WHAT THE TASK REQUIRES: Every line that includes the word "others" is to be listed.

Recorded data

# # # #

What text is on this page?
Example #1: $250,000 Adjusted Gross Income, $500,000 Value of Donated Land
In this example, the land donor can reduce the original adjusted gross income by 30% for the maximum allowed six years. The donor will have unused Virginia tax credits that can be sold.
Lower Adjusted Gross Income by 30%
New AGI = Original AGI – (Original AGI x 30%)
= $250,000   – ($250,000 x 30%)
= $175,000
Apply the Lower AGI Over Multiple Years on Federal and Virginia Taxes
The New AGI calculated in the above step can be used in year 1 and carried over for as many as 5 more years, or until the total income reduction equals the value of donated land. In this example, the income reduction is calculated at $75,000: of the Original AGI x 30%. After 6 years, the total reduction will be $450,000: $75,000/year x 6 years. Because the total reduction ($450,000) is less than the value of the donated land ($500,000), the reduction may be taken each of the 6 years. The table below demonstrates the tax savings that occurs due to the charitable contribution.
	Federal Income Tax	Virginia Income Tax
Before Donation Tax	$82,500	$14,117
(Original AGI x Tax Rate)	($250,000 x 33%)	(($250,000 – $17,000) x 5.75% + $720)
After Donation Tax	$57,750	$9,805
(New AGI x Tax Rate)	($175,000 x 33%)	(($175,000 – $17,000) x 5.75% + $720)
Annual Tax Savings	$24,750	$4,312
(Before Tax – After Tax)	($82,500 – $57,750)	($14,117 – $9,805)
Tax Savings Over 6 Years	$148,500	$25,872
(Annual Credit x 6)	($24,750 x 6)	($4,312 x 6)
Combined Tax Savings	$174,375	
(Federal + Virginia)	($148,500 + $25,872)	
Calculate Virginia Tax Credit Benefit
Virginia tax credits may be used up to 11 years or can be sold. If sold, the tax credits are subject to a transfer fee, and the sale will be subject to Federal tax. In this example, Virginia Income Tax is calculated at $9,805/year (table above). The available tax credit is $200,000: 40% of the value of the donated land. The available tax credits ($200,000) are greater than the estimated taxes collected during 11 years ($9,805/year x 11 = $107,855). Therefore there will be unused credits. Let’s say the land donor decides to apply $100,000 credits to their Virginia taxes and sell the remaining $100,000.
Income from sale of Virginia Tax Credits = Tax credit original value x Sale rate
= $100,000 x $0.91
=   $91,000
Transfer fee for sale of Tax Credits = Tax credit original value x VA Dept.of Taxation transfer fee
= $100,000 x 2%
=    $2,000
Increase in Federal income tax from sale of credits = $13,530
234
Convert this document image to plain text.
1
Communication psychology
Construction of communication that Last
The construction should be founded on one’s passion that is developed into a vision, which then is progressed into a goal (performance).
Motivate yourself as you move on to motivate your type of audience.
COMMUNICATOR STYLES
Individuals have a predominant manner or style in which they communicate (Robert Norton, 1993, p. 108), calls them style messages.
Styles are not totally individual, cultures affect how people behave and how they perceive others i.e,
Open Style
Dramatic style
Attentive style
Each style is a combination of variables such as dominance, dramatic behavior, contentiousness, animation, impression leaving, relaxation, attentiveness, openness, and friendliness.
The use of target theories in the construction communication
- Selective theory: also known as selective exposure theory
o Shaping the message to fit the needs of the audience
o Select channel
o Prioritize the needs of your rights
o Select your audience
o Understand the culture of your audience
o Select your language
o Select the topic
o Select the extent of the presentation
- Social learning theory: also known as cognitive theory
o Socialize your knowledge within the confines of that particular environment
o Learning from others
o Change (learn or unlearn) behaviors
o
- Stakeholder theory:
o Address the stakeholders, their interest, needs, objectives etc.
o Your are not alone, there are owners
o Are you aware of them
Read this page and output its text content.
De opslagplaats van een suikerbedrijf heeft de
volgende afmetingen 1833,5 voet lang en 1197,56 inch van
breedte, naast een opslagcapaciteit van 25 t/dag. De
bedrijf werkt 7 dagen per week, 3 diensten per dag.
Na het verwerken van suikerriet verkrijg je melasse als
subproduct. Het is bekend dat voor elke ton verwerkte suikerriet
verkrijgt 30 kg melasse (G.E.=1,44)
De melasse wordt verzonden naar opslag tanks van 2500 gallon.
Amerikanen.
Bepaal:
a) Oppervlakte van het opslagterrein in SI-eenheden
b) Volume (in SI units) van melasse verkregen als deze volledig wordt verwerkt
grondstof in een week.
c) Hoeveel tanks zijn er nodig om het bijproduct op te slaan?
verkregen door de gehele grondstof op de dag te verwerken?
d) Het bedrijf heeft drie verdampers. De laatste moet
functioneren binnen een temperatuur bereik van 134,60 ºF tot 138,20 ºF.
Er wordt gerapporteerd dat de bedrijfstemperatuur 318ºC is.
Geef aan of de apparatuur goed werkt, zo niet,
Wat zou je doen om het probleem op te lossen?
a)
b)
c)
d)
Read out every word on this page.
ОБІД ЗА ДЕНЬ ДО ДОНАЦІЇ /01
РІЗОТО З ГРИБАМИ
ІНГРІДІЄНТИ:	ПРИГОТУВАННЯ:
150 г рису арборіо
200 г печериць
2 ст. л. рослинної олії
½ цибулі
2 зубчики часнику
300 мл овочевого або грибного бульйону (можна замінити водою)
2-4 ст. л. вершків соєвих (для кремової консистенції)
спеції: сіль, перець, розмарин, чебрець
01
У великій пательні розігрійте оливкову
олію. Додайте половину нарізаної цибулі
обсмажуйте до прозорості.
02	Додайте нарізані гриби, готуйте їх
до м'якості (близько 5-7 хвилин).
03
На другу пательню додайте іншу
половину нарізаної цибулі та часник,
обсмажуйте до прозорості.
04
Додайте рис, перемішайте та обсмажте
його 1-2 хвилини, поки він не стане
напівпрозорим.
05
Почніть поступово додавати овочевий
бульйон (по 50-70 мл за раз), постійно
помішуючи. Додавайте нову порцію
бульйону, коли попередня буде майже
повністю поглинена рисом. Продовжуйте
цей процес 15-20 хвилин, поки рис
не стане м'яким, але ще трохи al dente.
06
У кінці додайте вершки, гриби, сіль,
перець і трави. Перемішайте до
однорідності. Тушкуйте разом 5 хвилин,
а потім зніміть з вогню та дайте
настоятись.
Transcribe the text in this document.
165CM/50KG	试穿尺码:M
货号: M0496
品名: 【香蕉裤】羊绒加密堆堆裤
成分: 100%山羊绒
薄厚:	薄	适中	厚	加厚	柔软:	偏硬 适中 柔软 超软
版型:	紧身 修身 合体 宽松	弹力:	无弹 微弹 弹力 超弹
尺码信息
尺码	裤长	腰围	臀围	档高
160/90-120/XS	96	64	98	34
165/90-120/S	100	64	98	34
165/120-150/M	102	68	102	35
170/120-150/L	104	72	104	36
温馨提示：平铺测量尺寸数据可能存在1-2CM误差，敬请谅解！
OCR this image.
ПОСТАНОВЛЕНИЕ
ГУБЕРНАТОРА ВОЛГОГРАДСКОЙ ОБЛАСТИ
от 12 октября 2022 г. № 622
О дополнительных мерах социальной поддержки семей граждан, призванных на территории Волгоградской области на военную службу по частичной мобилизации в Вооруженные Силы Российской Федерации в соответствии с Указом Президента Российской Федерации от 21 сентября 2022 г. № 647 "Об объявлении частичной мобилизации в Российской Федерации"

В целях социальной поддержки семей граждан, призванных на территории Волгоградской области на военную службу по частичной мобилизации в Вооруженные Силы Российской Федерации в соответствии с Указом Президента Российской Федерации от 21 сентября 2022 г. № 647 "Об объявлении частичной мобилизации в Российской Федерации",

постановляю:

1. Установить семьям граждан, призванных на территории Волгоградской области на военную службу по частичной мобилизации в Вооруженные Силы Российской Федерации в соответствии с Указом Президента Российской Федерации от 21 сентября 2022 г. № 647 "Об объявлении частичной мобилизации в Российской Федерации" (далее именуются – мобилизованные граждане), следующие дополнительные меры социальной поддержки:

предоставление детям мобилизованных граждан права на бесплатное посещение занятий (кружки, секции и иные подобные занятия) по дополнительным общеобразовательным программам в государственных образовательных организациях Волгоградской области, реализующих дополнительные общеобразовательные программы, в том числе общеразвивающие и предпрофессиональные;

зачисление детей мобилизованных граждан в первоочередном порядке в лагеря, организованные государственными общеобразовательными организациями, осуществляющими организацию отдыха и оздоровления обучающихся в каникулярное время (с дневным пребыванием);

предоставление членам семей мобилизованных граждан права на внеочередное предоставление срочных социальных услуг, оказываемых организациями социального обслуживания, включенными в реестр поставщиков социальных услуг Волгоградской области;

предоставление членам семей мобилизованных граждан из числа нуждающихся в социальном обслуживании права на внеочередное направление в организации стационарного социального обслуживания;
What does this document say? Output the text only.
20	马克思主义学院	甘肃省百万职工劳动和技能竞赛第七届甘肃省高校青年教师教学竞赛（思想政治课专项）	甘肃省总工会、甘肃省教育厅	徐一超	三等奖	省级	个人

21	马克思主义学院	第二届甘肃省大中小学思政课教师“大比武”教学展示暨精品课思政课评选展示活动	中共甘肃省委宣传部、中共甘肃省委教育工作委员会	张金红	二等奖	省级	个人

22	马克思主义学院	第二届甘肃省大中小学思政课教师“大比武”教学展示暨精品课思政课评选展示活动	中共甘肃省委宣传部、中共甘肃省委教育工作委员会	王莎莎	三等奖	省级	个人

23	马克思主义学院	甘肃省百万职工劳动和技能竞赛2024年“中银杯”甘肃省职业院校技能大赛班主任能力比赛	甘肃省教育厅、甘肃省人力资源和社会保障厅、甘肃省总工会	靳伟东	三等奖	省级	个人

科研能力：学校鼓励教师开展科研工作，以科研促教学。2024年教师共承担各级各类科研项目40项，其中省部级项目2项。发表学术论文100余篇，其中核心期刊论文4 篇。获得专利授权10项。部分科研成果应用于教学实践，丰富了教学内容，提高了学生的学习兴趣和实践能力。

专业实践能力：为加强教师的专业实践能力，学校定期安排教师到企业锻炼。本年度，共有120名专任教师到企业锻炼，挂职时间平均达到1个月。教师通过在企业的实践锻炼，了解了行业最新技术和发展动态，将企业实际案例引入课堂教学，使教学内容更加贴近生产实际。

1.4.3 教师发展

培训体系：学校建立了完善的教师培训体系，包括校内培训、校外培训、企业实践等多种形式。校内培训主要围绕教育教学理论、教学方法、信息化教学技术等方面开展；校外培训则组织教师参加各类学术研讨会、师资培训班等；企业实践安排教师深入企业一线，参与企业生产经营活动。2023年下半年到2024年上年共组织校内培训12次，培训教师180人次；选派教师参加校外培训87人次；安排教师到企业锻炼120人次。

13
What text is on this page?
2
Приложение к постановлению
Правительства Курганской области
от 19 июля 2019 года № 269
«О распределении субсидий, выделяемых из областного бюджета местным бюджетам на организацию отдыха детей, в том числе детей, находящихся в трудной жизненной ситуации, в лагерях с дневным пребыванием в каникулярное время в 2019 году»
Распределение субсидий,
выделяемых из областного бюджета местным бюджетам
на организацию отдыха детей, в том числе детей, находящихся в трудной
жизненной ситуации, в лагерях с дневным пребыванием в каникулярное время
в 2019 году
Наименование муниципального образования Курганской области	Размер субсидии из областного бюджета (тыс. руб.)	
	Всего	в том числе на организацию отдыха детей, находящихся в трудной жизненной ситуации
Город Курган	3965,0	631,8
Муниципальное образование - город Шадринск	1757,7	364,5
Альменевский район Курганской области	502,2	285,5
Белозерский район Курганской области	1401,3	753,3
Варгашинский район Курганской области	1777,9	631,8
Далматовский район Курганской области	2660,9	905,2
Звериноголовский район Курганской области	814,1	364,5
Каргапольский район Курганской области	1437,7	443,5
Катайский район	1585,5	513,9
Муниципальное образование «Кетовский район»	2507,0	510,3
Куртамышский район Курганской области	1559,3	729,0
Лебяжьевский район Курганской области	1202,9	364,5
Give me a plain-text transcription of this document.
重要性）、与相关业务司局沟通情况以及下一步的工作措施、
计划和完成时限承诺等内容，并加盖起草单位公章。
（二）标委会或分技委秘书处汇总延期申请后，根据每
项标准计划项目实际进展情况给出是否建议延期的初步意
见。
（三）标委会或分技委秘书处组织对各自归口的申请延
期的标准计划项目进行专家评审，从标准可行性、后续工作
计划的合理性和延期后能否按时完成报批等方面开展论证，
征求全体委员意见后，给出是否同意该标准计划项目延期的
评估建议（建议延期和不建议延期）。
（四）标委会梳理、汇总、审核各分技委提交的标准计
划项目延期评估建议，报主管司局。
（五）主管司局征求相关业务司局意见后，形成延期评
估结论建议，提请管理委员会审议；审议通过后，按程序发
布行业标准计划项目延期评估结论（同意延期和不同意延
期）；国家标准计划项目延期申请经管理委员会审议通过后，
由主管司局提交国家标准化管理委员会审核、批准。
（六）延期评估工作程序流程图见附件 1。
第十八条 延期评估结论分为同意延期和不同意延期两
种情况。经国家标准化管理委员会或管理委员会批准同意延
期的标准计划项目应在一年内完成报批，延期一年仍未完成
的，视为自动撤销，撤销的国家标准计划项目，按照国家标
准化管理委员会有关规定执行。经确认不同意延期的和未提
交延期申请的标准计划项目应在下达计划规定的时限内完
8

# # # #

TASK RESPONSE:
Styles are not totally individual, cultures affect how people behave and how they perceive others i.e,
o Learning from others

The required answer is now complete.